Фрагмент текста

● ● ● ●

Очень много сделала для школы Инесса Федоровна Арманд. Она переехала в Париж в 1910 году из Брюсселя, где окончила университет. В школе Лонжюмо вела семинарские занятия по политической экономии и читала лекции о социалистическом движении в Бельгии. Широта ее знаний поражала всех.  Она в совершенстве владела несколькими языками. Надежда Константиновна вспоминала: «Светлело в доме, когда Инесса приходила».

Инесса Арманд была отличным помощником В. И. Ленина и Н. К. Крупской в организации школы и ведении занятий.

Партийной школе в Лонжюмо были отданы талант и знания А. В. Луначарского. До этого он был впередовцем и его философские взгляды «богостроительства» резко критиковал Владимир Ильич. «К Луначарскому Ильич, — вспоминала Н. К. Крупская, — всегда относился с большим пристрастием — больно его уж подкупала талантливость Анатолия Васильевича».

● ● ● ●

Исходные данные
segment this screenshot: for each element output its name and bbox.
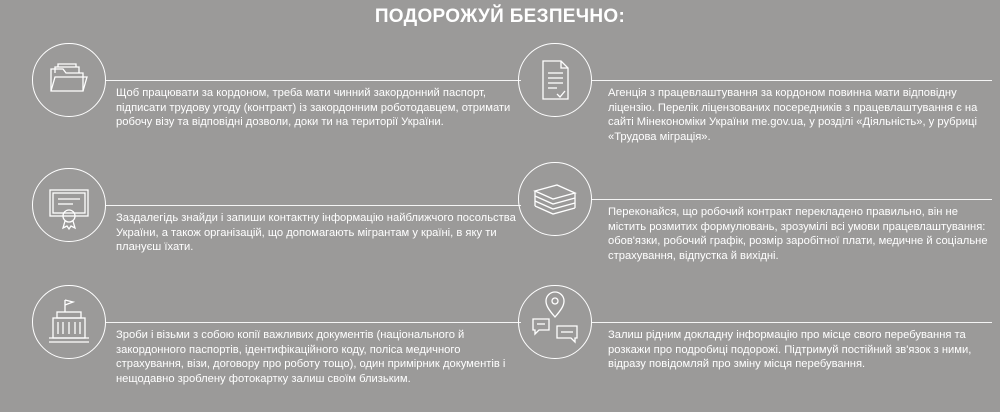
divider <box>592 199 992 200</box>
tip-embassy-contacts <box>32 168 516 278</box>
tip-text: Заздалегідь знайди і запиши контактну інформацію найближчого посольства України, а також організацій, що допомагають мігрантам у країні, в яку ти плануєш їхати. <box>116 212 516 254</box>
tip-text: Щоб працювати за кордоном, треба мати чинний закордонний паспорт, підписати трудову угоду (контракт) із закордонним роботодавцем, отримати робочу візу та відповідні дозволи, доки ти на території України. <box>116 87 511 129</box>
divider <box>592 322 992 323</box>
tip-text: Зроби і візьми з собою копії важливих документів (національного й закордонного паспортів, ідентифікаційного коду, поліса медичного страхування, візи, договору про роботу тощо), один примірник документів і нещодавно зроблену фотокартку залиш своїм близьким. <box>116 329 506 385</box>
page-title: ПОДОРОЖУЙ БЕЗПЕЧНО: <box>374 6 626 27</box>
divider <box>592 80 992 81</box>
embassy-building-icon <box>33 286 105 358</box>
divider <box>106 322 521 323</box>
folder-icon <box>33 44 105 116</box>
tip-text: Залиш рідним докладну інформацію про місце свого перебування та розкажи про подробиці подорожі. Підтримуй постійний зв'язок з ними, відразу повідомляй про зміну місця перебування. <box>608 329 972 371</box>
icon-circle <box>518 43 592 117</box>
tip-agency-license <box>518 43 988 153</box>
tip-passport <box>32 43 511 153</box>
location-chat-icon <box>519 286 591 358</box>
tip-text: Агенція з працевлаштування за кордоном повинна мати відповідну ліцензію. Перелік ліцензованих посередників з працевлаштування є на сайті Мінекономіки України me.gov.ua, у розділі «Діяльність», у рубриці «Трудова міграція». <box>608 87 978 143</box>
certificate-icon <box>33 169 105 241</box>
tip-document-copies <box>32 285 506 395</box>
document-check-icon <box>519 44 591 116</box>
icon-circle <box>32 168 106 242</box>
divider <box>106 80 521 81</box>
icon-circle <box>518 162 592 236</box>
tip-contract-translation <box>518 162 988 272</box>
icon-circle <box>32 285 106 359</box>
paper-stack-icon <box>519 163 591 235</box>
icon-circle <box>32 43 106 117</box>
tip-inform-relatives <box>518 285 988 395</box>
divider <box>106 205 521 206</box>
tip-text: Переконайся, що робочий контракт перекладено правильно, він не містить розмитих формулювань, зрозумілі всі умови працевлаштування: обов'язки, робочий графік, розмір заробітної плати, медичне й соціальне страхування, відпустка й вихідні. <box>608 206 988 262</box>
icon-circle <box>518 285 592 359</box>
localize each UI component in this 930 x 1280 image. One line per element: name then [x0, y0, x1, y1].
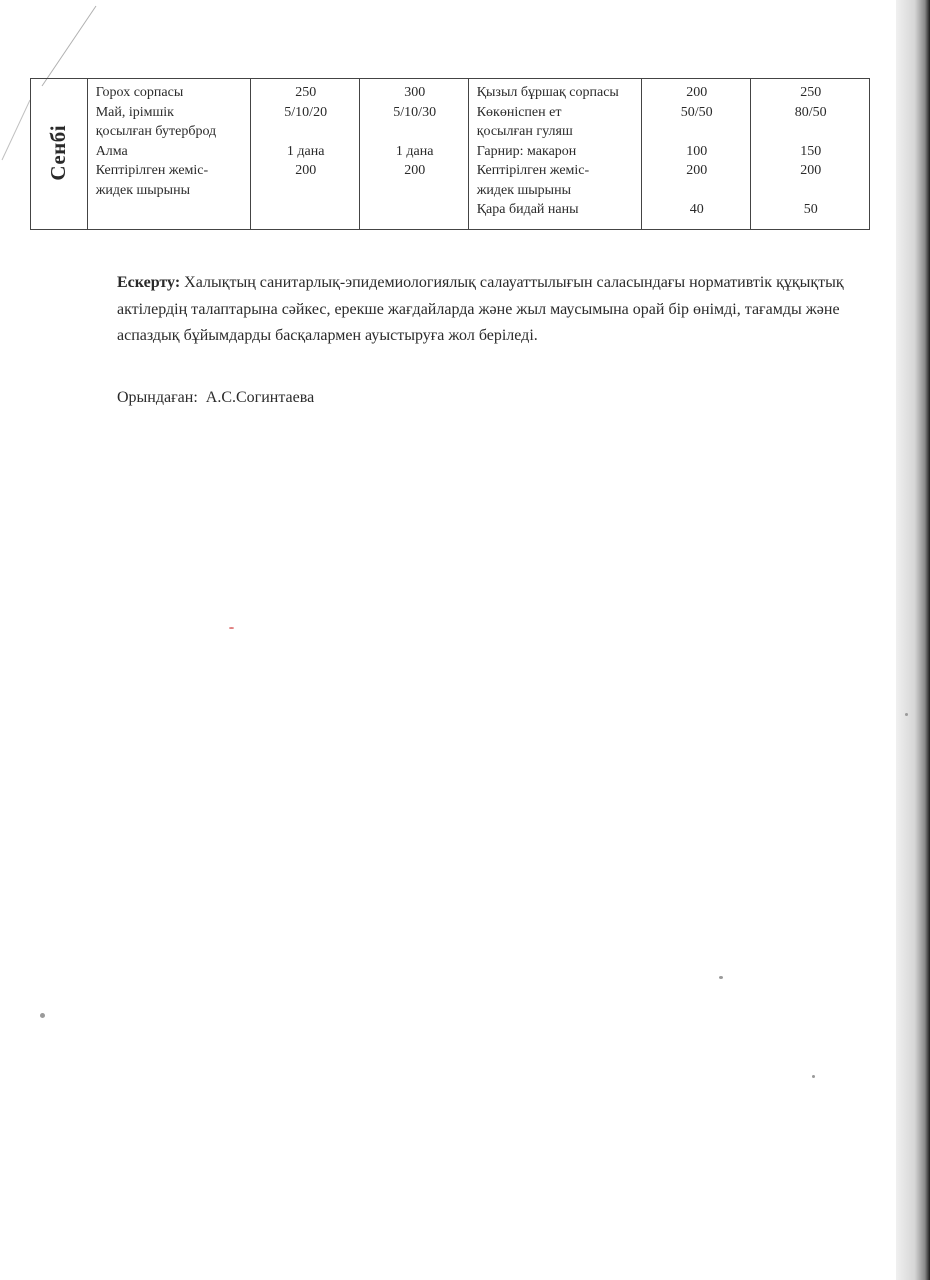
spacer: [650, 181, 744, 201]
lunch-qty-a: 200: [295, 163, 317, 178]
dinner-dish: жидек шырыны: [476, 182, 571, 198]
dinner-dishes-cell: [468, 79, 641, 230]
spacer: [759, 122, 863, 142]
signer-name: А.С.Согинтаева: [205, 389, 315, 406]
scan-speck: [905, 713, 908, 716]
dinner-qty-b: 200: [800, 163, 822, 178]
signer-line: [117, 386, 314, 410]
dinner-qty-a: 200: [686, 163, 708, 178]
scan-speck: [40, 1013, 45, 1018]
note-text: Халықтың санитарлық-эпидемиологиялық салауаттылығын саласындағы нормативтік құқықтық актілердің талаптарына сәйкес, ерекше жағдайларда және жыл маусымына орай бір өнімді, тағамды және аспаздық бұйымдарды басқалармен ауыстыруға жол беріледі.: [117, 274, 844, 344]
lunch-qty-a: 5/10/20: [284, 104, 328, 120]
lunch-qty-a: 250: [295, 85, 317, 100]
dinner-qty-a: 50/50: [680, 104, 713, 120]
lunch-dish: Алма: [95, 143, 128, 159]
scan-edge-shadow: [896, 0, 930, 1280]
spacer: [259, 122, 353, 142]
dinner-qty-a-cell: [641, 79, 750, 230]
scan-speck: [229, 627, 234, 629]
spacer: [759, 181, 863, 201]
dinner-qty-b: 80/50: [794, 104, 827, 120]
note-paragraph: [117, 270, 857, 350]
lunch-dish: қосылған бутерброд: [95, 124, 217, 139]
day-label: Сенбі: [46, 124, 71, 181]
note-label: Ескерту:: [117, 274, 181, 291]
scan-speck: [812, 1075, 815, 1078]
dinner-qty-b: 150: [800, 143, 822, 159]
lunch-dish: Горох сорпасы: [95, 85, 184, 100]
lunch-qty-b: 200: [404, 163, 426, 178]
lunch-dish: жидек шырыны: [95, 182, 190, 198]
dinner-dish: Кептірілген жеміс-: [476, 163, 590, 178]
lunch-qty-a-cell: [250, 79, 359, 230]
lunch-qty-b: 5/10/30: [393, 104, 437, 120]
scan-speck: [719, 976, 723, 979]
day-cell: [31, 79, 88, 230]
dinner-qty-a: 100: [686, 143, 708, 159]
spacer: [650, 122, 744, 142]
dinner-dish: Көкөніспен ет: [476, 104, 562, 120]
lunch-qty-b: 1 дана: [395, 143, 434, 159]
dinner-qty-b: 50: [803, 202, 818, 217]
spacer: [368, 122, 462, 142]
table-row-saturday: [31, 79, 870, 230]
lunch-dish: Кептірілген жеміс-: [95, 163, 209, 178]
dinner-qty-b-cell: [750, 79, 869, 230]
signer-label: Орындаған:: [117, 389, 198, 406]
dinner-qty-a: 200: [686, 85, 708, 100]
menu-table: [30, 78, 870, 230]
lunch-dishes-cell: [87, 79, 250, 230]
dinner-dish: Қызыл бұршақ сорпасы: [476, 85, 619, 100]
dinner-qty-a: 40: [689, 202, 704, 217]
lunch-qty-b: 300: [404, 85, 426, 100]
lunch-qty-b-cell: [359, 79, 468, 230]
lunch-dish: Май, ірімшік: [95, 104, 174, 120]
lunch-qty-a: 1 дана: [286, 143, 325, 159]
dinner-dish: қосылған гуляш: [476, 124, 573, 139]
dinner-qty-b: 250: [800, 85, 822, 100]
dinner-dish: Қара бидай наны: [476, 202, 579, 217]
dinner-dish: Гарнир: макарон: [476, 143, 577, 159]
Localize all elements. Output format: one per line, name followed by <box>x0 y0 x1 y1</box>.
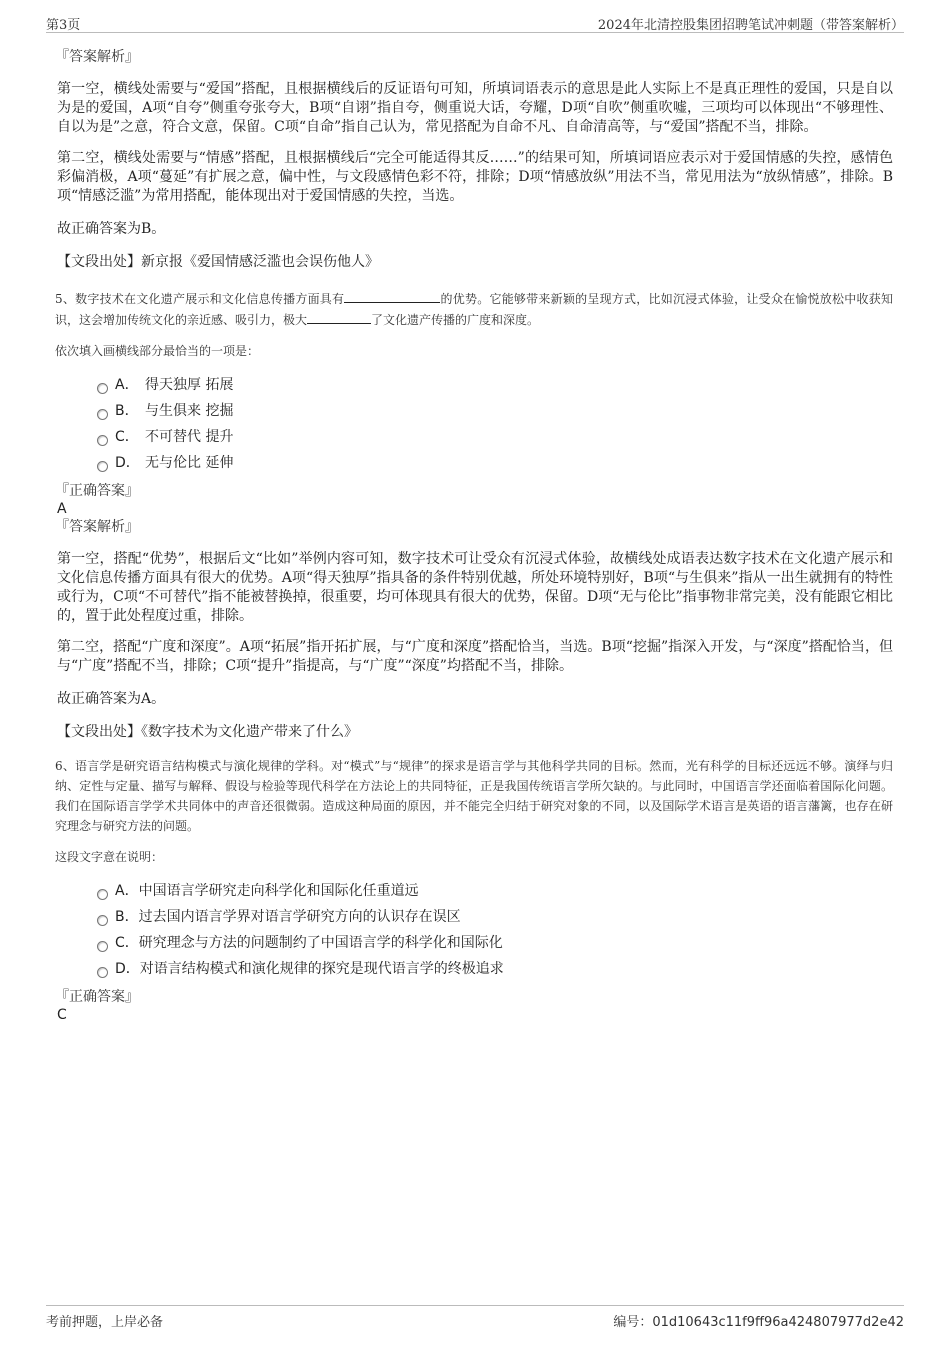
page-footer <box>46 1305 904 1328</box>
fill-blank <box>344 288 440 303</box>
option-list <box>55 372 893 476</box>
option-list <box>55 878 893 982</box>
analysis-paragraph: 第二空，搭配“广度和深度”。A项“拓展”指开拓扩展，与“广度和深度”搭配恰当，当选。B项“挖掘”指深入开发，与“深度”搭配恰当，但与“广度”搭配不当，排除；C项“提升”指提高，与“广度”“深度”均搭配不当，排除。 <box>57 639 893 674</box>
question-prompt: 依次填入画横线部分最恰当的一项是： <box>55 344 260 358</box>
page-header <box>46 12 904 33</box>
footer-slogan: 考前押题，上岸必备 <box>46 1315 164 1330</box>
correct-answer: C <box>57 1007 67 1023</box>
radio-button[interactable] <box>97 461 108 472</box>
option-d[interactable]: D． 无与伦比 延伸 <box>55 450 893 476</box>
radio-button[interactable] <box>97 967 108 978</box>
answer-conclusion: 故正确答案为A。 <box>57 691 166 707</box>
radio-button[interactable] <box>97 409 108 420</box>
text-source: 【文段出处】《数字技术为文化遗产带来了什么》 <box>57 724 358 740</box>
analysis-paragraph: 第二空，横线处需要与“情感”搭配，且根据横线后“完全可能适得其反……”的结果可知，所填词语应表示对于爱国情感的失控，感情色彩偏消极，A项“蔓延”有扩展之意，偏中性，与文段感情色彩不符，排除；D项“情感放纵”用法不当，常见用法为“放纵情感”，排除。B项“情感泛滥”为常用搭配，能体现出对于爱国情感的失控，当选。 <box>57 150 893 204</box>
question-prompt: 这段文字意在说明： <box>55 850 164 864</box>
option-c[interactable]: C． 不可替代 提升 <box>55 424 893 450</box>
correct-answer-label: 『正确答案』 <box>55 989 139 1005</box>
correct-answer: A <box>57 501 67 517</box>
analysis-paragraph: 第一空，搭配“优势”，根据后文“比如”举例内容可知，数字技术可让受众有沉浸式体验，故横线处成语表达数字技术在文化遗产展示和文化信息传播方面具有很大的优势。A项“得天独厚”指具备的条件特别优越，所处环境特别好，B项“与生俱来”指从一出生就拥有的特性或行为，C项“不可替代”指不能被替换掉，很重要，均可体现具有很大的优势，保留。D项“无与伦比”指事物非常完美，没有能跟它相比的，置于此处程度过重，排除。 <box>57 551 893 624</box>
question-stem: 6、语言学是研究语言结构模式与演化规律的学科。对“模式”与“规律”的探求是语言学与其他科学共同的目标。然而，光有科学的目标还远远不够。演绎与归纳、定性与定量、描写与解释、假设与检验等现代科学在方法论上的共同特征，正是我国传统语言学所欠缺的。与此同时，中国语言学还面临着国际化问题。我们在国际语言学学术共同体中的声音还很微弱。造成这种局面的原因，并不能完全归结于研究对象的不同，以及国际学术语言是英语的语言藩篱，也存在研究理念与研究方法的问题。 <box>55 759 893 833</box>
radio-button[interactable] <box>97 889 108 900</box>
analysis-paragraph: 第一空，横线处需要与“爱国”搭配，且根据横线后的反证语句可知，所填词语表示的意思是此人实际上不是真正理性的爱国，只是自以为是的爱国，A项“自夸”侧重夸张夸大，B项“自诩”指自夸，侧重说大话，夸耀，D项“自吹”侧重吹嘘，三项均可以体现出“不够理性、自以为是”之意，符合文意，保留。C项“自命”指自己认为，常见搭配为自命不凡、自命清高等，与“爱国”搭配不当，排除。 <box>57 81 893 135</box>
radio-button[interactable] <box>97 915 108 926</box>
radio-button[interactable] <box>97 941 108 952</box>
correct-answer-label: 『正确答案』 <box>55 483 139 499</box>
option-b[interactable]: B．过去国内语言学界对语言学研究方向的认识存在误区 <box>55 904 893 930</box>
document-title: 2024年北清控股集团招聘笔试冲刺题（带答案解析） <box>597 18 904 33</box>
option-a[interactable]: A．中国语言学研究走向科学化和国际化任重道远 <box>55 878 893 904</box>
text-source: 【文段出处】新京报《爱国情感泛滥也会误伤他人》 <box>57 254 379 270</box>
option-a[interactable]: A． 得天独厚 拓展 <box>55 372 893 398</box>
question-stem: 5、数字技术在文化遗产展示和文化信息传播方面具有 的优势。它能够带来新颖的呈现方式，比如沉浸式体验，让受众在愉悦放松中收获知识，这会增加传统文化的亲近感、吸引力，极大 了文化遗产传播的广度和深度。 <box>55 288 893 330</box>
page-number: 第3页 <box>46 18 81 33</box>
analysis-label: 『答案解析』 <box>55 49 139 65</box>
fill-blank <box>307 309 371 324</box>
answer-conclusion: 故正确答案为B。 <box>57 221 166 237</box>
analysis-label: 『答案解析』 <box>55 519 139 535</box>
option-c[interactable]: C．研究理念与方法的问题制约了中国语言学的科学化和国际化 <box>55 930 893 956</box>
radio-button[interactable] <box>97 435 108 446</box>
page-content <box>55 48 893 1024</box>
option-d[interactable]: D．对语言结构模式和演化规律的探究是现代语言学的终极追求 <box>55 956 893 982</box>
document-serial: 编号：01d10643c11f9ff96a424807977d2e42 <box>613 1315 904 1330</box>
option-b[interactable]: B． 与生俱来 挖掘 <box>55 398 893 424</box>
radio-button[interactable] <box>97 383 108 394</box>
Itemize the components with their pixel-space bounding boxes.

● ● ● ●

Что нужно сделать
• A. Перескажите в виде краткого списка абзац текста о школе в Лонжюмо, начинающийся словами «Очень много сделала для школы», сохранив главные факты.
• B. Приведите заново дословно строки исходных данных, начиная со строки, в которой есть «divider <box>592 199 992 200</box>», и заканчивая строкой, в которой есть «tip-text: Заздалегідь знайди», включая обе.

Ответы к упражнению
• A.
- Инесса Федоровна Арманд очень много сделала для школы.
- В 1910 году она переехала в Париж из Брюсселя, где окончила университет.
- В школе Лонжюмо вела семинарские занятия по политической экономии и читала лекции о социалистическом движении в Бельгии.
- Всех поражала широтой знаний и в совершенстве владела несколькими языками.
- Надежда Константиновна вспоминала: «Светлело в доме, когда Инесса приходила».

• B.
divider <box>592 199 992 200</box>
tip-embassy-contacts <box>32 168 516 278</box>
tip-text: Заздалегідь знайди і запиши контактну інформацію найближчого посольства України, а також організацій, що допомагають мігрантам у країні, в яку ти плануєш їхати. <box>116 212 516 254</box>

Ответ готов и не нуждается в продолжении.